─── Records supplied
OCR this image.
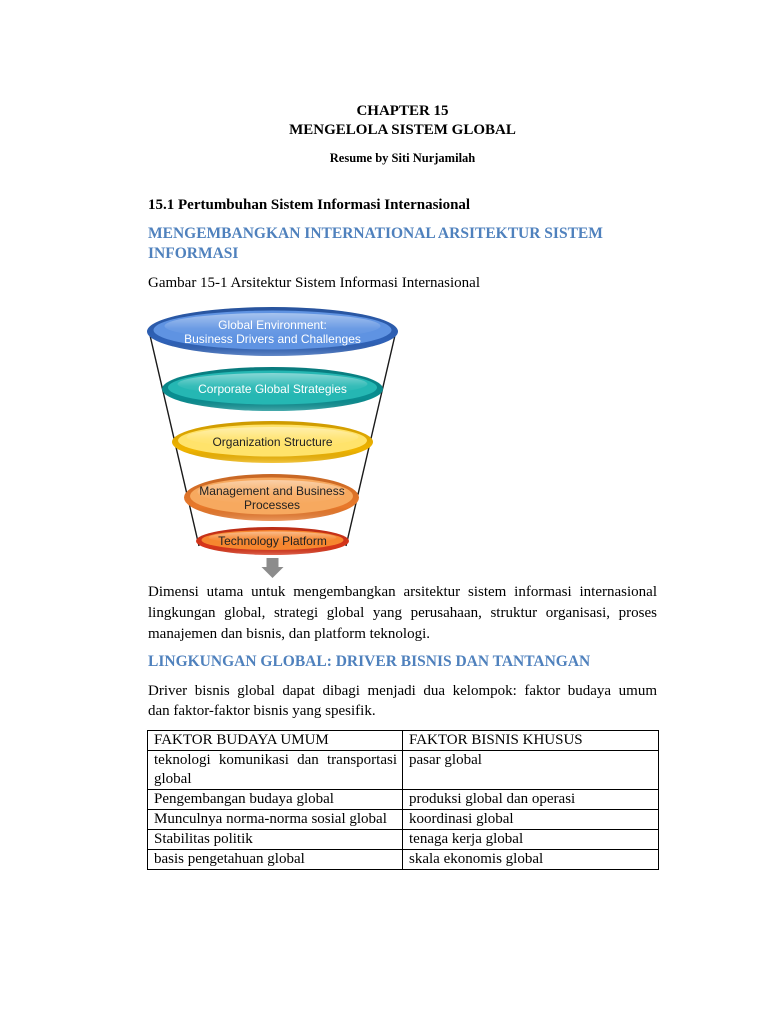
CHAPTER 15
MENGELOLA SISTEM GLOBAL
Resume by Siti Nurjamilah
15.1 Pertumbuhan Sistem Informasi Internasional
MENGEMBANGKAN INTERNATIONAL ARSITEKTUR SISTEM INFORMASI
Gambar 15-1 Arsitektur Sistem Informasi Internasional
Global Environment:
Business Drivers and Challenges
Corporate Global Strategies
Organization Structure
Management and Business
Processes
Technology Platform
Dimensi utama untuk mengembangkan arsitektur sistem informasi internasional
lingkungan global, strategi global yang perusahaan, struktur organisasi, proses
manajemen dan bisnis, dan platform teknologi.
LINGKUNGAN GLOBAL: DRIVER BISNIS DAN TANTANGAN
Driver bisnis global dapat dibagi menjadi dua kelompok: faktor budaya umum
dan faktor-faktor bisnis yang spesifik.
FAKTOR BUDAYA UMUM	FAKTOR BISNIS KHUSUS
teknologi komunikasi dan transportasi global	pasar global
Pengembangan budaya global	produksi global dan operasi
Munculnya norma-norma sosial global	koordinasi global
Stabilitas politik	tenaga kerja global
basis pengetahuan global	skala ekonomis global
──────
▸ The exercise
Transcribe every entry word for word, but skip the pictures.

▸ Exercise answer
OCR this image.
CHAPTER 15
MENGELOLA SISTEM GLOBAL
Resume by Siti Nurjamilah
15.1 Pertumbuhan Sistem Informasi Internasional
MENGEMBANGKAN INTERNATIONAL ARSITEKTUR SISTEM INFORMASI
Gambar 15-1 Arsitektur Sistem Informasi Internasional
Global Environment:
Business Drivers and Challenges
Corporate Global Strategies
Organization Structure
Management and Business
Processes
Technology Platform
Dimensi utama untuk mengembangkan arsitektur sistem informasi internasional
lingkungan global, strategi global yang perusahaan, struktur organisasi, proses
manajemen dan bisnis, dan platform teknologi.
LINGKUNGAN GLOBAL: DRIVER BISNIS DAN TANTANGAN
Driver bisnis global dapat dibagi menjadi dua kelompok: faktor budaya umum
dan faktor-faktor bisnis yang spesifik.
FAKTOR BUDAYA UMUM	FAKTOR BISNIS KHUSUS
teknologi komunikasi dan transportasi global	pasar global
Pengembangan budaya global	produksi global dan operasi
Munculnya norma-norma sosial global	koordinasi global
Stabilitas politik	tenaga kerja global
basis pengetahuan global	skala ekonomis global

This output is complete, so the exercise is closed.